:: RECORDS SUPPLIED ::
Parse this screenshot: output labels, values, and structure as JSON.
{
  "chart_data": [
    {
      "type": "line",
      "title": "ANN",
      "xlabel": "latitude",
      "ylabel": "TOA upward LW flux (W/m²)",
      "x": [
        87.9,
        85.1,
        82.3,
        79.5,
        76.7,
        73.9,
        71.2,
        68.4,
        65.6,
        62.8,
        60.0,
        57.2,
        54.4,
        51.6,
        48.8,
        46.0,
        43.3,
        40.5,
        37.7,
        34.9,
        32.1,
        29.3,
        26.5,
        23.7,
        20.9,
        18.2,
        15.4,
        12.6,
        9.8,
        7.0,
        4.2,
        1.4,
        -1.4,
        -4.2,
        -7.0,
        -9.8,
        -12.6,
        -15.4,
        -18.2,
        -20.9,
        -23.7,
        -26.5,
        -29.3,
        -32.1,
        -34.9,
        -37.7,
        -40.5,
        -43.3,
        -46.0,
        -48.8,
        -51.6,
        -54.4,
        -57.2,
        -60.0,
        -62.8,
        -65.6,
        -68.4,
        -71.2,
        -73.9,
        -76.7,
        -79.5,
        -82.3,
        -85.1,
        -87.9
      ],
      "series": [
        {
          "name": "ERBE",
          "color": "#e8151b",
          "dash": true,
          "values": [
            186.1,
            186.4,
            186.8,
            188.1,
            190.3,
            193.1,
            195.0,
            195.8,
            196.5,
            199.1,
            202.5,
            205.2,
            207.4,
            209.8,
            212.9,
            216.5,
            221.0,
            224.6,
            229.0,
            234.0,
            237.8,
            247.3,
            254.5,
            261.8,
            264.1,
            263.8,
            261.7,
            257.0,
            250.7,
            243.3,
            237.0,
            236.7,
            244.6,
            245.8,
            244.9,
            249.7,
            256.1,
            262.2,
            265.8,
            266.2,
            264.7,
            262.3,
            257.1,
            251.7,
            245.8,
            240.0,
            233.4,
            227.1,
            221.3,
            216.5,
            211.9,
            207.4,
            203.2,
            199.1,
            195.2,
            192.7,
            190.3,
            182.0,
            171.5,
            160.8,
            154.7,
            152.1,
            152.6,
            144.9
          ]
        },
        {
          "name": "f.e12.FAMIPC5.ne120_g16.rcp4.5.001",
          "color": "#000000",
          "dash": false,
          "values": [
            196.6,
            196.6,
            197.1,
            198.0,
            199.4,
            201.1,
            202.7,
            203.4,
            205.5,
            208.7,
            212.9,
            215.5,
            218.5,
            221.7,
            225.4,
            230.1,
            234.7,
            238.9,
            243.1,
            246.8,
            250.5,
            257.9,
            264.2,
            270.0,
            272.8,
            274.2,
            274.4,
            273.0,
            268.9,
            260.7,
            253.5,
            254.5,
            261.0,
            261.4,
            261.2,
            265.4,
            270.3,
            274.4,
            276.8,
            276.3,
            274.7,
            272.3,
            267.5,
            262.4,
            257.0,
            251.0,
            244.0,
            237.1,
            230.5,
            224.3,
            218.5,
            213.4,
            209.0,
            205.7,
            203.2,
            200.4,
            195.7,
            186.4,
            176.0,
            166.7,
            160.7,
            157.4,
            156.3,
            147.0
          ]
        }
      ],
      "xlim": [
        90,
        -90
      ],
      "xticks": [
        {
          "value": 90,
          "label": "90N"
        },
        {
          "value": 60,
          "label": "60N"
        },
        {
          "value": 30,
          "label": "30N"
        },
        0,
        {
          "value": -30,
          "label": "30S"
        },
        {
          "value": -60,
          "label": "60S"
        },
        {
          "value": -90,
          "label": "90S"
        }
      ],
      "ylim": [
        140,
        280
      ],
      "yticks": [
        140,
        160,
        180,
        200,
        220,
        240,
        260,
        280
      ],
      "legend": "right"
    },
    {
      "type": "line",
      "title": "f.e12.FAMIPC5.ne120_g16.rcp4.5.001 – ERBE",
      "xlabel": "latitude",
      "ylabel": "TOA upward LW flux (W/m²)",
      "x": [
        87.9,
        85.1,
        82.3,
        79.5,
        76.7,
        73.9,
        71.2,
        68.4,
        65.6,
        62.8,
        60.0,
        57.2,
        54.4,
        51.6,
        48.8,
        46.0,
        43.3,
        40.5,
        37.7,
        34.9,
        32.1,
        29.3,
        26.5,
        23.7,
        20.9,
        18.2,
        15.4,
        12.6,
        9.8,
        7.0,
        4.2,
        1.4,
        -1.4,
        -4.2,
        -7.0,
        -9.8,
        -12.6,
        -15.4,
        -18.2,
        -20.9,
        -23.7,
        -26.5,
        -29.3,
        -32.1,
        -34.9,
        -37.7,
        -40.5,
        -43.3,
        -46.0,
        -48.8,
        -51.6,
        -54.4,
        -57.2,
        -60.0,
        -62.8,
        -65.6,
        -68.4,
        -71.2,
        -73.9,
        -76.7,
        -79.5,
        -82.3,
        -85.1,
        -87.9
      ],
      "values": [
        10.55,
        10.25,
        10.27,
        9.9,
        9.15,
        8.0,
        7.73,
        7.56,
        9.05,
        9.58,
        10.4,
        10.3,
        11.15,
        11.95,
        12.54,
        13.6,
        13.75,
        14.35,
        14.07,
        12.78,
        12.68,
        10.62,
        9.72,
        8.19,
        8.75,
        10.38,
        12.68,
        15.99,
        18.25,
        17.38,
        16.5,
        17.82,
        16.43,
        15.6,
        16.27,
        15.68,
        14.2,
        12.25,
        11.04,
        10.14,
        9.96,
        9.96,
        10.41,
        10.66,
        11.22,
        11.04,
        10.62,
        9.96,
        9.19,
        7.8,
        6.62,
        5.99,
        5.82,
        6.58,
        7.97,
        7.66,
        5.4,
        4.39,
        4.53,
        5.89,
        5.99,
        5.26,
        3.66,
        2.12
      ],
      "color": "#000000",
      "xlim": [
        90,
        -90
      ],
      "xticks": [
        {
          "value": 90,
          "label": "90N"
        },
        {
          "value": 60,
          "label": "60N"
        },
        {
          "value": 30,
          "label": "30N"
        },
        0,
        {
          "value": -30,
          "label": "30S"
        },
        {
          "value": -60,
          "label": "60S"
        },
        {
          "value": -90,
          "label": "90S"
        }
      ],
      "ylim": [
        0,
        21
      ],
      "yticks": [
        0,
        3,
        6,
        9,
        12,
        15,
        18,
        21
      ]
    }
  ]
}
:::
THE EXERCISE:
Your task is to repeat the data exactly; please include every line.

PROBLEM SOLUTION:
Parse this screenshot: output labels, values, and structure as JSON.
{
  "chart_data": [
    {
      "type": "line",
      "title": "ANN",
      "xlabel": "latitude",
      "ylabel": "TOA upward LW flux (W/m²)",
      "x": [
        87.9,
        85.1,
        82.3,
        79.5,
        76.7,
        73.9,
        71.2,
        68.4,
        65.6,
        62.8,
        60.0,
        57.2,
        54.4,
        51.6,
        48.8,
        46.0,
        43.3,
        40.5,
        37.7,
        34.9,
        32.1,
        29.3,
        26.5,
        23.7,
        20.9,
        18.2,
        15.4,
        12.6,
        9.8,
        7.0,
        4.2,
        1.4,
        -1.4,
        -4.2,
        -7.0,
        -9.8,
        -12.6,
        -15.4,
        -18.2,
        -20.9,
        -23.7,
        -26.5,
        -29.3,
        -32.1,
        -34.9,
        -37.7,
        -40.5,
        -43.3,
        -46.0,
        -48.8,
        -51.6,
        -54.4,
        -57.2,
        -60.0,
        -62.8,
        -65.6,
        -68.4,
        -71.2,
        -73.9,
        -76.7,
        -79.5,
        -82.3,
        -85.1,
        -87.9
      ],
      "series": [
        {
          "name": "ERBE",
          "color": "#e8151b",
          "dash": true,
          "values": [
            186.1,
            186.4,
            186.8,
            188.1,
            190.3,
            193.1,
            195.0,
            195.8,
            196.5,
            199.1,
            202.5,
            205.2,
            207.4,
            209.8,
            212.9,
            216.5,
            221.0,
            224.6,
            229.0,
            234.0,
            237.8,
            247.3,
            254.5,
            261.8,
            264.1,
            263.8,
            261.7,
            257.0,
            250.7,
            243.3,
            237.0,
            236.7,
            244.6,
            245.8,
            244.9,
            249.7,
            256.1,
            262.2,
            265.8,
            266.2,
            264.7,
            262.3,
            257.1,
            251.7,
            245.8,
            240.0,
            233.4,
            227.1,
            221.3,
            216.5,
            211.9,
            207.4,
            203.2,
            199.1,
            195.2,
            192.7,
            190.3,
            182.0,
            171.5,
            160.8,
            154.7,
            152.1,
            152.6,
            144.9
          ]
        },
        {
          "name": "f.e12.FAMIPC5.ne120_g16.rcp4.5.001",
          "color": "#000000",
          "dash": false,
          "values": [
            196.6,
            196.6,
            197.1,
            198.0,
            199.4,
            201.1,
            202.7,
            203.4,
            205.5,
            208.7,
            212.9,
            215.5,
            218.5,
            221.7,
            225.4,
            230.1,
            234.7,
            238.9,
            243.1,
            246.8,
            250.5,
            257.9,
            264.2,
            270.0,
            272.8,
            274.2,
            274.4,
            273.0,
            268.9,
            260.7,
            253.5,
            254.5,
            261.0,
            261.4,
            261.2,
            265.4,
            270.3,
            274.4,
            276.8,
            276.3,
            274.7,
            272.3,
            267.5,
            262.4,
            257.0,
            251.0,
            244.0,
            237.1,
            230.5,
            224.3,
            218.5,
            213.4,
            209.0,
            205.7,
            203.2,
            200.4,
            195.7,
            186.4,
            176.0,
            166.7,
            160.7,
            157.4,
            156.3,
            147.0
          ]
        }
      ],
      "xlim": [
        90,
        -90
      ],
      "xticks": [
        {
          "value": 90,
          "label": "90N"
        },
        {
          "value": 60,
          "label": "60N"
        },
        {
          "value": 30,
          "label": "30N"
        },
        0,
        {
          "value": -30,
          "label": "30S"
        },
        {
          "value": -60,
          "label": "60S"
        },
        {
          "value": -90,
          "label": "90S"
        }
      ],
      "ylim": [
        140,
        280
      ],
      "yticks": [
        140,
        160,
        180,
        200,
        220,
        240,
        260,
        280
      ],
      "legend": "right"
    },
    {
      "type": "line",
      "title": "f.e12.FAMIPC5.ne120_g16.rcp4.5.001 – ERBE",
      "xlabel": "latitude",
      "ylabel": "TOA upward LW flux (W/m²)",
      "x": [
        87.9,
        85.1,
        82.3,
        79.5,
        76.7,
        73.9,
        71.2,
        68.4,
        65.6,
        62.8,
        60.0,
        57.2,
        54.4,
        51.6,
        48.8,
        46.0,
        43.3,
        40.5,
        37.7,
        34.9,
        32.1,
        29.3,
        26.5,
        23.7,
        20.9,
        18.2,
        15.4,
        12.6,
        9.8,
        7.0,
        4.2,
        1.4,
        -1.4,
        -4.2,
        -7.0,
        -9.8,
        -12.6,
        -15.4,
        -18.2,
        -20.9,
        -23.7,
        -26.5,
        -29.3,
        -32.1,
        -34.9,
        -37.7,
        -40.5,
        -43.3,
        -46.0,
        -48.8,
        -51.6,
        -54.4,
        -57.2,
        -60.0,
        -62.8,
        -65.6,
        -68.4,
        -71.2,
        -73.9,
        -76.7,
        -79.5,
        -82.3,
        -85.1,
        -87.9
      ],
      "values": [
        10.55,
        10.25,
        10.27,
        9.9,
        9.15,
        8.0,
        7.73,
        7.56,
        9.05,
        9.58,
        10.4,
        10.3,
        11.15,
        11.95,
        12.54,
        13.6,
        13.75,
        14.35,
        14.07,
        12.78,
        12.68,
        10.62,
        9.72,
        8.19,
        8.75,
        10.38,
        12.68,
        15.99,
        18.25,
        17.38,
        16.5,
        17.82,
        16.43,
        15.6,
        16.27,
        15.68,
        14.2,
        12.25,
        11.04,
        10.14,
        9.96,
        9.96,
        10.41,
        10.66,
        11.22,
        11.04,
        10.62,
        9.96,
        9.19,
        7.8,
        6.62,
        5.99,
        5.82,
        6.58,
        7.97,
        7.66,
        5.4,
        4.39,
        4.53,
        5.89,
        5.99,
        5.26,
        3.66,
        2.12
      ],
      "color": "#000000",
      "xlim": [
        90,
        -90
      ],
      "xticks": [
        {
          "value": 90,
          "label": "90N"
        },
        {
          "value": 60,
          "label": "60N"
        },
        {
          "value": 30,
          "label": "30N"
        },
        0,
        {
          "value": -30,
          "label": "30S"
        },
        {
          "value": -60,
          "label": "60S"
        },
        {
          "value": -90,
          "label": "90S"
        }
      ],
      "ylim": [
        0,
        21
      ],
      "yticks": [
        0,
        3,
        6,
        9,
        12,
        15,
        18,
        21
      ]
    }
  ]
}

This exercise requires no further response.